*Required task:* Give the data below again exactly as it stands. Omit the pictures.

Start Supplied material

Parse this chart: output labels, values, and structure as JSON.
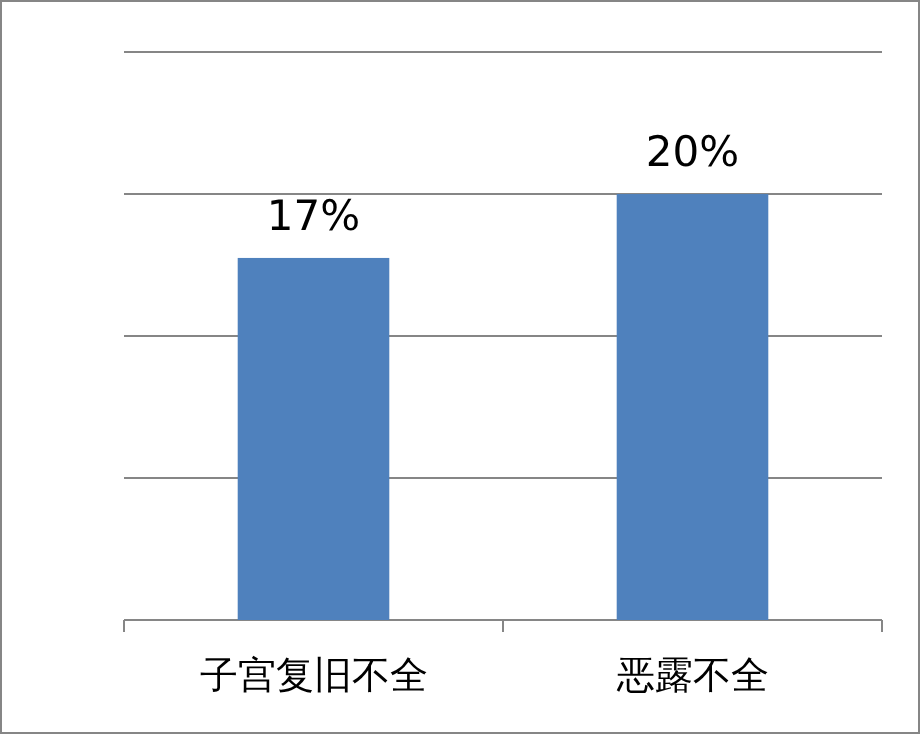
{
  "chart_data": {
    "type": "bar",
    "categories": [
      "子宫复旧不全",
      "恶露不全"
    ],
    "values": [
      17,
      20
    ],
    "color": "#4f81bd",
    "data_labels": true,
    "value_labels": [
      "17%",
      "20%"
    ],
    "ylim": [
      0,
      26.67
    ],
    "yticks": [
      {
        "value": 0,
        "label": null
      },
      {
        "value": 6.67,
        "label": null
      },
      {
        "value": 13.33,
        "label": null
      },
      {
        "value": 20,
        "label": null
      },
      {
        "value": 26.67,
        "label": null
      }
    ],
    "grid": "y",
    "tick_labels": "x"
  }
}
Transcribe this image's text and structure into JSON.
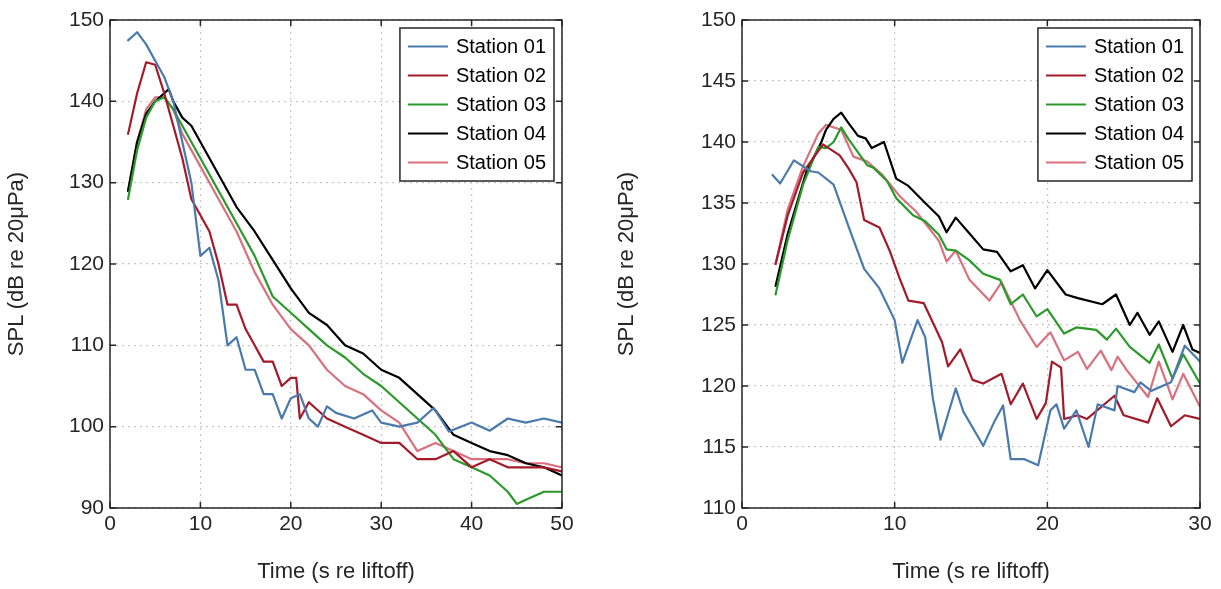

End Supplied material

*Answer below:*
Parse this chart: output labels, values, and structure as JSON.
{
  "chart_data": {
    "type": "bar",
    "categories": [
      "子宫复旧不全",
      "恶露不全"
    ],
    "values": [
      17,
      20
    ],
    "color": "#4f81bd",
    "data_labels": true,
    "value_labels": [
      "17%",
      "20%"
    ],
    "ylim": [
      0,
      26.67
    ],
    "yticks": [
      {
        "value": 0,
        "label": null
      },
      {
        "value": 6.67,
        "label": null
      },
      {
        "value": 13.33,
        "label": null
      },
      {
        "value": 20,
        "label": null
      },
      {
        "value": 26.67,
        "label": null
      }
    ],
    "grid": "y",
    "tick_labels": "x"
  }
}
Transcribe this image's text and structure into JSON.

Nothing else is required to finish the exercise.